(Stored data)
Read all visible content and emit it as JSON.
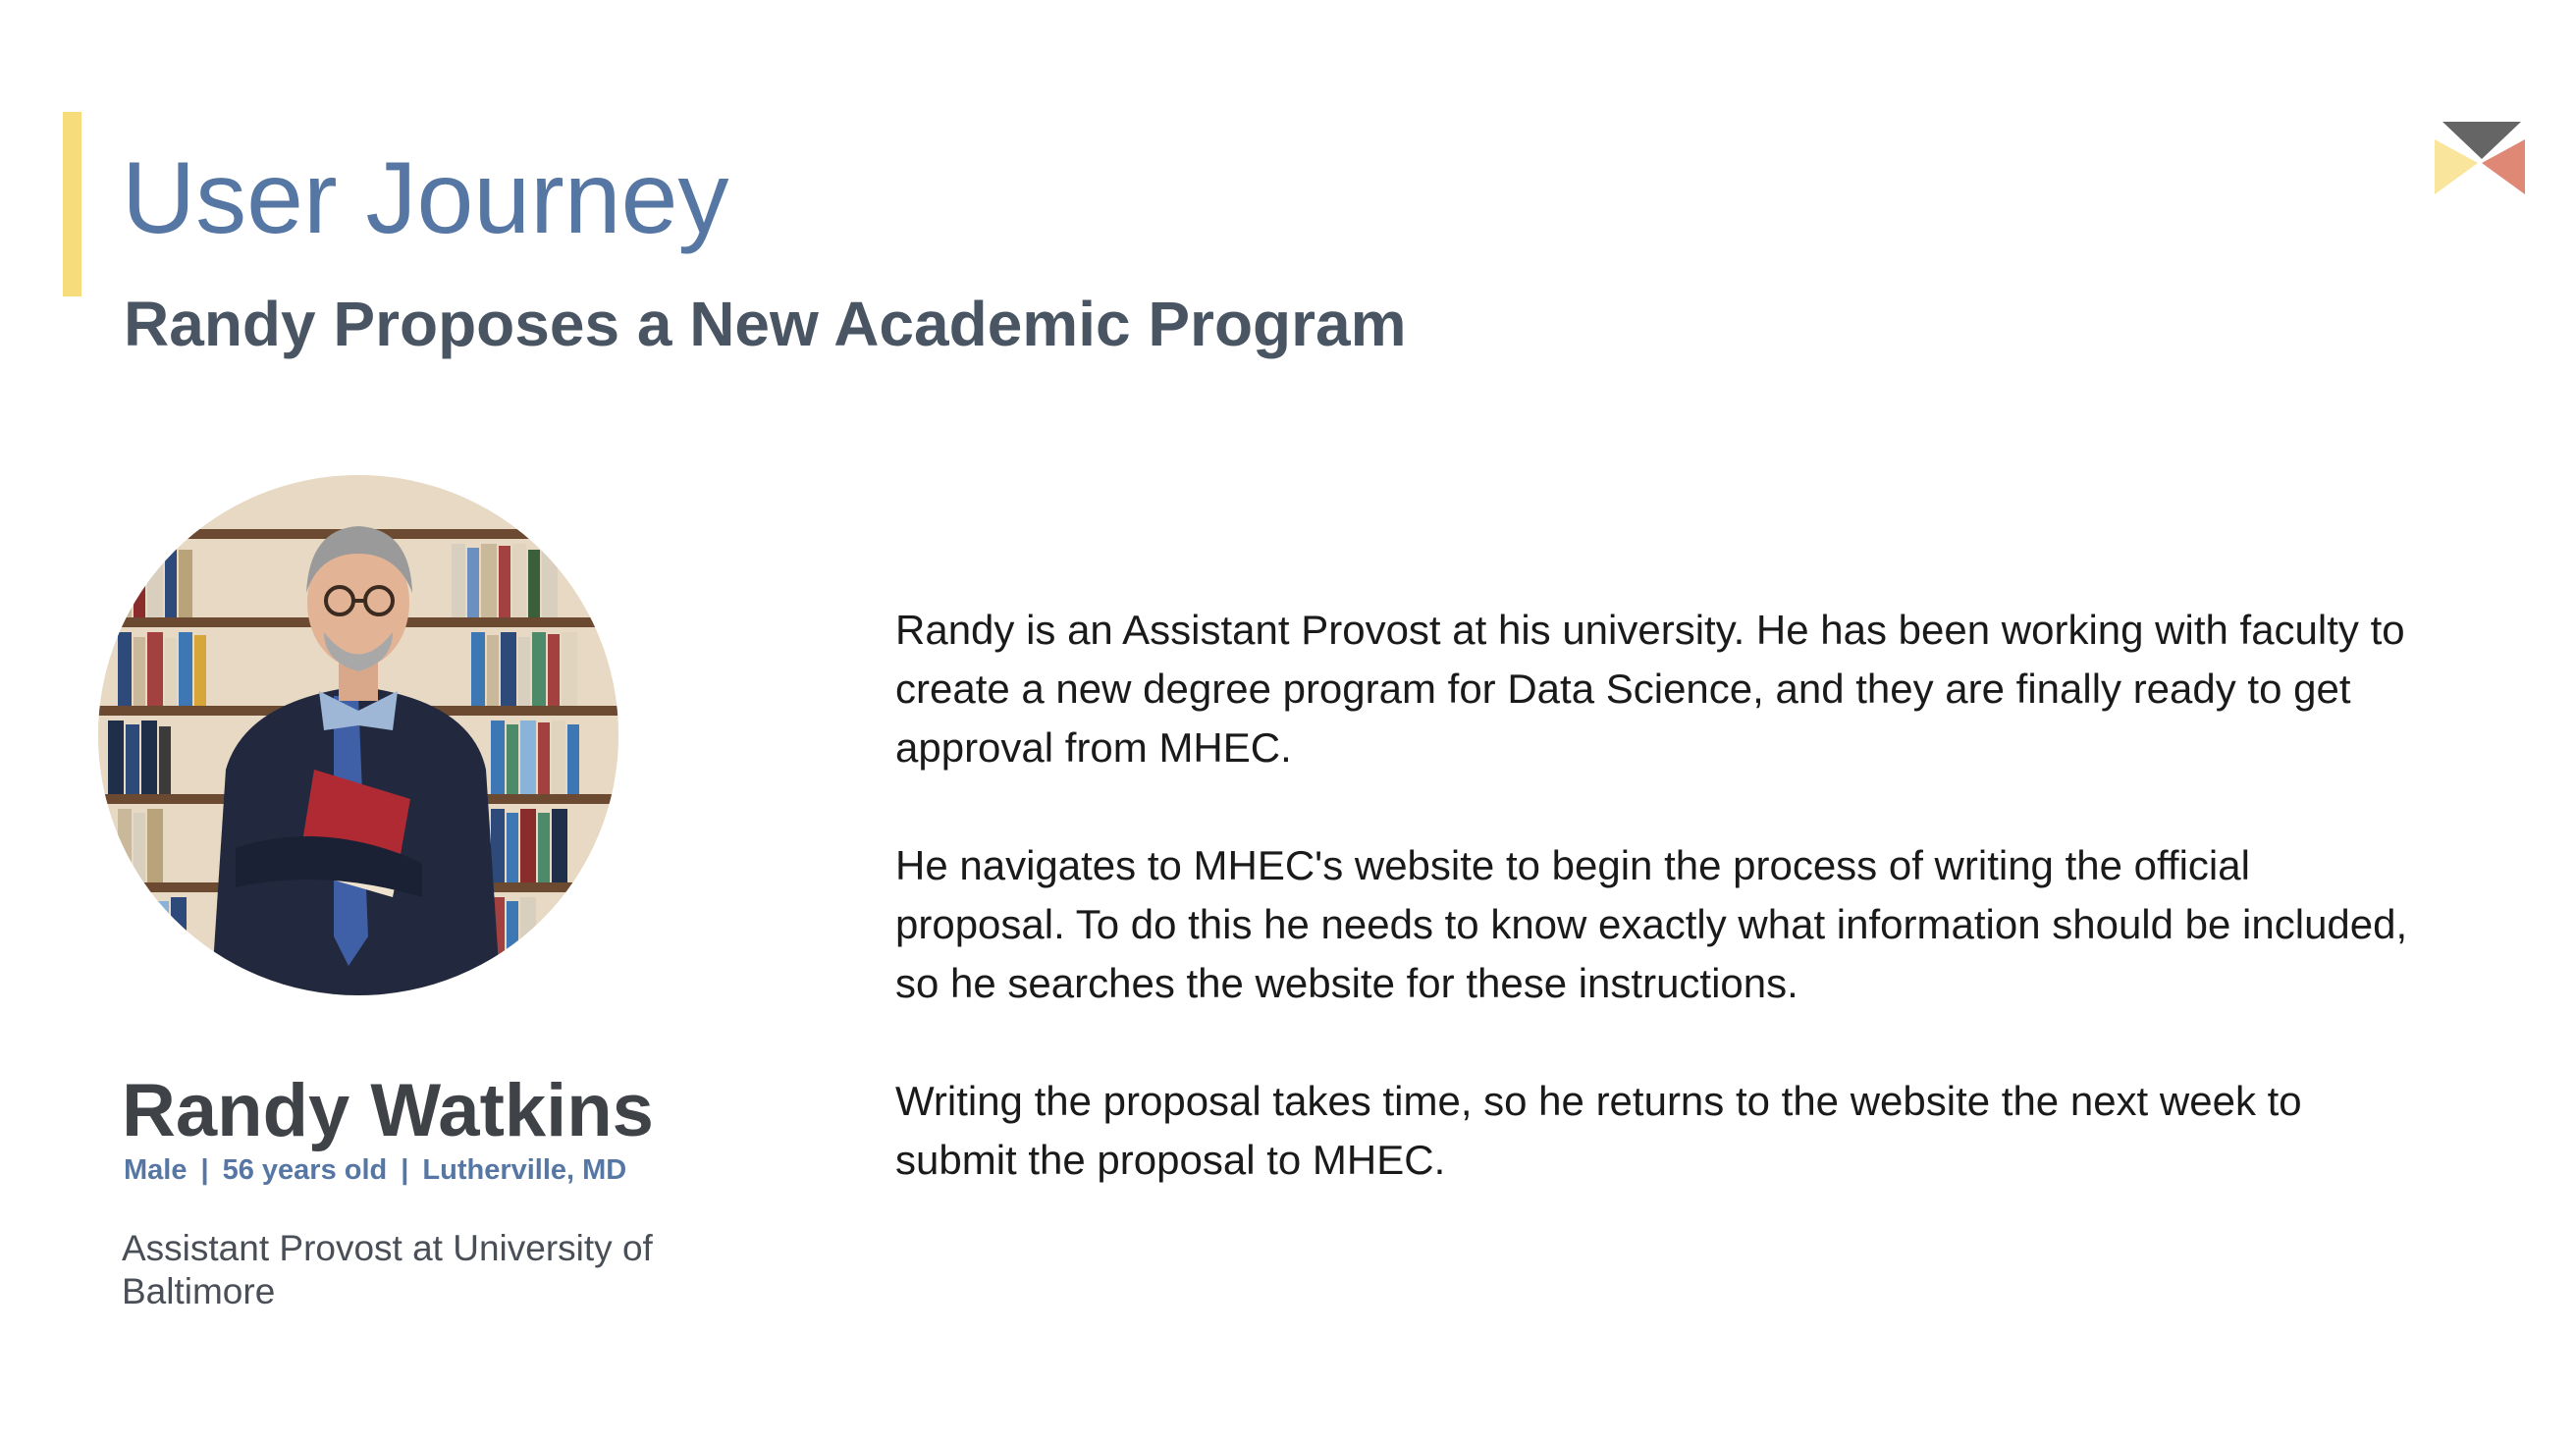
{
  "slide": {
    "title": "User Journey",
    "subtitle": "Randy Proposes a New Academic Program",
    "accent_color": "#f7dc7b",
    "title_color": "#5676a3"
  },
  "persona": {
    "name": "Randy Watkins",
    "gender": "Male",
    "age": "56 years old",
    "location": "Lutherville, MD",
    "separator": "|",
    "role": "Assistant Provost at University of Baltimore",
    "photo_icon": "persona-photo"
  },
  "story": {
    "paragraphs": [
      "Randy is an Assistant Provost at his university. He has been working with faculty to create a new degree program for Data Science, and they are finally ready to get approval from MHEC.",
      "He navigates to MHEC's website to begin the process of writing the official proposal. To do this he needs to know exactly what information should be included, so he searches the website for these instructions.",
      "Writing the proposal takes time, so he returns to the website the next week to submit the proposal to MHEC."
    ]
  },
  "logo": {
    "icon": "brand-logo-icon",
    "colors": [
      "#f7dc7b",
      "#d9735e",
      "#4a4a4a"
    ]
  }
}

▶ **Aim of the exercise**: Return each line of the data, keeping its wording exact and omitting pictures.

▶ **The result**:
Read all visible content and emit it as JSON.
{
  "slide": {
    "title": "User Journey",
    "subtitle": "Randy Proposes a New Academic Program",
    "accent_color": "#f7dc7b",
    "title_color": "#5676a3"
  },
  "persona": {
    "name": "Randy Watkins",
    "gender": "Male",
    "age": "56 years old",
    "location": "Lutherville, MD",
    "separator": "|",
    "role": "Assistant Provost at University of Baltimore",
    "photo_icon": "persona-photo"
  },
  "story": {
    "paragraphs": [
      "Randy is an Assistant Provost at his university. He has been working with faculty to create a new degree program for Data Science, and they are finally ready to get approval from MHEC.",
      "He navigates to MHEC's website to begin the process of writing the official proposal. To do this he needs to know exactly what information should be included, so he searches the website for these instructions.",
      "Writing the proposal takes time, so he returns to the website the next week to submit the proposal to MHEC."
    ]
  },
  "logo": {
    "icon": "brand-logo-icon",
    "colors": [
      "#f7dc7b",
      "#d9735e",
      "#4a4a4a"
    ]
  }
}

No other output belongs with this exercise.